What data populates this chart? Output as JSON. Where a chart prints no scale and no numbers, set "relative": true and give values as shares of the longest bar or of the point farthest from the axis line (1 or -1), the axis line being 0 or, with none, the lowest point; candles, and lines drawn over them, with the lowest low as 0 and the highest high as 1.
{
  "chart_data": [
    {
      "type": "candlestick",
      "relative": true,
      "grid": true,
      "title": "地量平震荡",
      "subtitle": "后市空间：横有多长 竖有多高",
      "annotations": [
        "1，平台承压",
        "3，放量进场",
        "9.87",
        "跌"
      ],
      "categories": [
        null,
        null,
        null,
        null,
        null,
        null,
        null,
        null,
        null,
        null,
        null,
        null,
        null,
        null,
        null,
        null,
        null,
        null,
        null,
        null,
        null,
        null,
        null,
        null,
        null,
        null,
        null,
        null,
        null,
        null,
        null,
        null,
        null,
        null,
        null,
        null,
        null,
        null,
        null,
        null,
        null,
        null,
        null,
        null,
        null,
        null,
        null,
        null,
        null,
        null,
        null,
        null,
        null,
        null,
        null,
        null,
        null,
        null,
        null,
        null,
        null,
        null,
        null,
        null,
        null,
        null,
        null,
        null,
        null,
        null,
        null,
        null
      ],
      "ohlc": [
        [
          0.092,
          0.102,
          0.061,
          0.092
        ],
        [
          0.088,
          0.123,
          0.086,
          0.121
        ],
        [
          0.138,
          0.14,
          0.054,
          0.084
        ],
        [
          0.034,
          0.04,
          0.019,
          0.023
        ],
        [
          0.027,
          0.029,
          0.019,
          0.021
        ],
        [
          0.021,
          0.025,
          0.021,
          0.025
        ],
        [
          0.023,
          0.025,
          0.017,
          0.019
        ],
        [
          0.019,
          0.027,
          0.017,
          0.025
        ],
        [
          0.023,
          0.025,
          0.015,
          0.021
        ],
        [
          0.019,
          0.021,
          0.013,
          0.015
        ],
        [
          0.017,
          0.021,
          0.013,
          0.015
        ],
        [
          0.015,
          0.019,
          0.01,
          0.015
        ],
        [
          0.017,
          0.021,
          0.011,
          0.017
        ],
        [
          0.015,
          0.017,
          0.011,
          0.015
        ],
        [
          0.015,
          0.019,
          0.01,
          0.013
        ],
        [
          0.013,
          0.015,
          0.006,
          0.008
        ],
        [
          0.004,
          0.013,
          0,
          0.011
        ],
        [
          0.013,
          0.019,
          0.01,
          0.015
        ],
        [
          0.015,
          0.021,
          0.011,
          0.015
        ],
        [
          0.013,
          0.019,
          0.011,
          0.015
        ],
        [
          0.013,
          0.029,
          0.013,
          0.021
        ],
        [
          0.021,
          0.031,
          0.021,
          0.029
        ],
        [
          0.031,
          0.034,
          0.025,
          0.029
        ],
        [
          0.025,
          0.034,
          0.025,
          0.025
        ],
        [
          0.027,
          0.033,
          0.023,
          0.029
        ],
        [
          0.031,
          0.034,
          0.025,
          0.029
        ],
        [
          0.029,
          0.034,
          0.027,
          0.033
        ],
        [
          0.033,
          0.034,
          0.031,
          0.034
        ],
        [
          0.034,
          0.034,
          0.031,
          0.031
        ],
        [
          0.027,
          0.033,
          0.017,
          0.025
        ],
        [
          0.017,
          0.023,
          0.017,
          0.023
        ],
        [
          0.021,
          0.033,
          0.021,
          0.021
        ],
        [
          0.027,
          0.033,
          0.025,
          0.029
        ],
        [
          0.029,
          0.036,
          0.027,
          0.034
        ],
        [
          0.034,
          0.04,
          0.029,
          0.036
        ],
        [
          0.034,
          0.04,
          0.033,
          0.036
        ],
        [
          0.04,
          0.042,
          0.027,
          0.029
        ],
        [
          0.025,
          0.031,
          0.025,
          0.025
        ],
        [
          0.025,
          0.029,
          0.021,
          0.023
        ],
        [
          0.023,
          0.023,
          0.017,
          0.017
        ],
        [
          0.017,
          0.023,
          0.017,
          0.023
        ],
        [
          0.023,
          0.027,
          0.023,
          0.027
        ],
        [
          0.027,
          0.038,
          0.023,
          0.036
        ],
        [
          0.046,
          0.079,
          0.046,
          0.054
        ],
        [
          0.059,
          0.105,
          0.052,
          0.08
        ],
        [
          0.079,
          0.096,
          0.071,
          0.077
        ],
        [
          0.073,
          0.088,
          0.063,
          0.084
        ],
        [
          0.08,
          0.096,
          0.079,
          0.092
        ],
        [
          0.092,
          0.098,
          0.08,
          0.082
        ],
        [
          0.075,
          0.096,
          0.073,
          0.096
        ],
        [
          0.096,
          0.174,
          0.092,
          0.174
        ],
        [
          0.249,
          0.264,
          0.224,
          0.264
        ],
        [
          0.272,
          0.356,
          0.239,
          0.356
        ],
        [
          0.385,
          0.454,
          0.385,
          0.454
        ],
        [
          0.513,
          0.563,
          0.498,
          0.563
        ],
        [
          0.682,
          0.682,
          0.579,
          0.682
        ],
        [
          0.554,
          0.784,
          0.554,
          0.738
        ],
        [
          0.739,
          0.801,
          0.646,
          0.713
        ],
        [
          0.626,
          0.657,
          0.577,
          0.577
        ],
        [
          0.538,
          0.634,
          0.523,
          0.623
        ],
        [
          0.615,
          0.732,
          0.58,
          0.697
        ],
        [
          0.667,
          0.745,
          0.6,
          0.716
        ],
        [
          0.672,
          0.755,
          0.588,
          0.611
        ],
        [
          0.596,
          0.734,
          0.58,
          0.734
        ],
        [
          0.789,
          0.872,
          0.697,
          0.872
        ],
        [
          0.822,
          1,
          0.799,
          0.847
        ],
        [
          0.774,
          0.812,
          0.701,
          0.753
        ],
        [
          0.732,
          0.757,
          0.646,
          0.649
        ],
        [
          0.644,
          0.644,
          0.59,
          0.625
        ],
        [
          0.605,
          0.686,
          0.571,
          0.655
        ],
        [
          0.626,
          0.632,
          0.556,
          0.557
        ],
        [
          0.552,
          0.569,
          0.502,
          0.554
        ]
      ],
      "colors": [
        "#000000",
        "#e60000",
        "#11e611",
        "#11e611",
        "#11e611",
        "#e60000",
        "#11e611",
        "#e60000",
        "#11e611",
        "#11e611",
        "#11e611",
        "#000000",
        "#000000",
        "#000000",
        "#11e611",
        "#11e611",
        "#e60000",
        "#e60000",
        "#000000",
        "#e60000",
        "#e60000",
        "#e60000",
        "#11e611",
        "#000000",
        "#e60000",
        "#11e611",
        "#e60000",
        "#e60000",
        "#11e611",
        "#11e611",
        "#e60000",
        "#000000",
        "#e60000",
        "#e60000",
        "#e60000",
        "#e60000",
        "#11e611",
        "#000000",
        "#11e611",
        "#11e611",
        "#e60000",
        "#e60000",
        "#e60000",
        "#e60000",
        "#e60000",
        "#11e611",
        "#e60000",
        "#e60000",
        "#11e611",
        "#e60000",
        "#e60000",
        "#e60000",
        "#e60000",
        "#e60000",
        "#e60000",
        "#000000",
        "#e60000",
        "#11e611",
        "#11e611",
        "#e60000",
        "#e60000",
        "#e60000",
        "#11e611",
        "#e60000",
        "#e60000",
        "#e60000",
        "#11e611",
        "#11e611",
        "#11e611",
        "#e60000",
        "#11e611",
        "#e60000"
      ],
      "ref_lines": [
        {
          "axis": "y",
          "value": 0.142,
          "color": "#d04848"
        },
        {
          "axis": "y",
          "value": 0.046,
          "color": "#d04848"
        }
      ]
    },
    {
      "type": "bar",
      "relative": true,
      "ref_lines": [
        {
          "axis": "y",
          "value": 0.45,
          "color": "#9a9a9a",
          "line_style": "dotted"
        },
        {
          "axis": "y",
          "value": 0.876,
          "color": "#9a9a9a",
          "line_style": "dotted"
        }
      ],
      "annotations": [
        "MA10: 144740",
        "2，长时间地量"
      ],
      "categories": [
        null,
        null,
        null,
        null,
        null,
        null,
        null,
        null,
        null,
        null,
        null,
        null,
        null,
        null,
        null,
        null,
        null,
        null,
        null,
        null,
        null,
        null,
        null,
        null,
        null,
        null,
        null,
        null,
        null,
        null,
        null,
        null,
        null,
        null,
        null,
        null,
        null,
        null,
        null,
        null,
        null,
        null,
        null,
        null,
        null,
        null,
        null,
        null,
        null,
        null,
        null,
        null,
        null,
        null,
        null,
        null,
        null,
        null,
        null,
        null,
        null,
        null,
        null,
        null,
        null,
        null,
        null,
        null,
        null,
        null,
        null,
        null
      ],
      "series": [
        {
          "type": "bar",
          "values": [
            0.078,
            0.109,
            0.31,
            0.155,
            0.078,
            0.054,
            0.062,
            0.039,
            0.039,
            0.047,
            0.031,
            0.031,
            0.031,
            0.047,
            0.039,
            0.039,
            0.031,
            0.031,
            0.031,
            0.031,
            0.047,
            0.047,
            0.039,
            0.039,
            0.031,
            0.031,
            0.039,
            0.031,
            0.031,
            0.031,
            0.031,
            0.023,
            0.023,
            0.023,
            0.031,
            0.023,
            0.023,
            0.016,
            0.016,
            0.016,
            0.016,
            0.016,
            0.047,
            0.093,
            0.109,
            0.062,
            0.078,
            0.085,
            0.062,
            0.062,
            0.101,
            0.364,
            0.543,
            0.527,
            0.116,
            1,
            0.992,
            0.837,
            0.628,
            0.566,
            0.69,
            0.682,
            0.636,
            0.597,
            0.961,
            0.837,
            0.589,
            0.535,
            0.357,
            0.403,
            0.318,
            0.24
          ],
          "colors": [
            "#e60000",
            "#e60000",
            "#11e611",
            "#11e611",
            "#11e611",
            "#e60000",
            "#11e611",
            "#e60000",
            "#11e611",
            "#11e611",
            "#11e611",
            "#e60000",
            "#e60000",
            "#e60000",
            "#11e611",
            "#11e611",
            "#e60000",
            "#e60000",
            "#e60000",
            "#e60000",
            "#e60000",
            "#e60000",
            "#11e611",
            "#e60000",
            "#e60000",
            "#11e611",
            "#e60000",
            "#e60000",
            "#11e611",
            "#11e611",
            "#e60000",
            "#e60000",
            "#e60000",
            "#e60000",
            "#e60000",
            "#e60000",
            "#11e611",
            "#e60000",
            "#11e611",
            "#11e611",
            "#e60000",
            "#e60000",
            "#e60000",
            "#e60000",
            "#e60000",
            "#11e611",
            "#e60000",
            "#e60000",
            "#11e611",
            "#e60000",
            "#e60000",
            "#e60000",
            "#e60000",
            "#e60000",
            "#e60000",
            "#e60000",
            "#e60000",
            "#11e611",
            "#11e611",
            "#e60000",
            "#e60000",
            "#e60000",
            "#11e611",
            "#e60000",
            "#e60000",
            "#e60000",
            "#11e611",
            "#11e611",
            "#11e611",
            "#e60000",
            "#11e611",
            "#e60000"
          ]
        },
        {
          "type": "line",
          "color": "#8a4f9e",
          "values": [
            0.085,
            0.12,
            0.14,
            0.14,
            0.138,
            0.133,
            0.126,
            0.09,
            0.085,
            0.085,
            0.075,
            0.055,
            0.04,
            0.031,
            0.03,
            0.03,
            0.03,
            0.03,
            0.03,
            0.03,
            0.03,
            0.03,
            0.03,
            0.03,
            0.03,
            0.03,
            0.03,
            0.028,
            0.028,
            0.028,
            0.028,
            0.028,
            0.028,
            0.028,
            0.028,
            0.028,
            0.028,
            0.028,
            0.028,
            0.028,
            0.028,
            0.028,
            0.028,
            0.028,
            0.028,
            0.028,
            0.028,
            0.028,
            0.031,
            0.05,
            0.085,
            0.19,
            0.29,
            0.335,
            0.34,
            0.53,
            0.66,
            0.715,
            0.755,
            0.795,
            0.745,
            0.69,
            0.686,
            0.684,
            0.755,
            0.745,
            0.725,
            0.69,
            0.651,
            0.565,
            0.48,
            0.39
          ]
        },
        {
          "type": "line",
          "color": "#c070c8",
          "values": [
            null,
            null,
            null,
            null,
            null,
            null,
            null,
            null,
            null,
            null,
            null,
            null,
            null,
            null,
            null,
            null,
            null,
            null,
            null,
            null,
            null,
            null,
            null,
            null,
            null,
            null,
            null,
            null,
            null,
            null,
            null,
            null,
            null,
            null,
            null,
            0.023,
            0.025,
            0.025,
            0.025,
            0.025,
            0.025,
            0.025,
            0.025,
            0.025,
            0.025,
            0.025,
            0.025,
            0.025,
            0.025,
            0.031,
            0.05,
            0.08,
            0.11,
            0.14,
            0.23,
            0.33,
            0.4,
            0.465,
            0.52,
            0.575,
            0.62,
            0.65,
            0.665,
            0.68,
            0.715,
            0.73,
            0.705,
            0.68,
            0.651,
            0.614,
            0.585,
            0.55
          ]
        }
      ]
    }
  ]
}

++++++++

**Stated task:**
From the material given, work out how many lines hold the string "true"; state that number and nothing further.

**Result of the task:**
4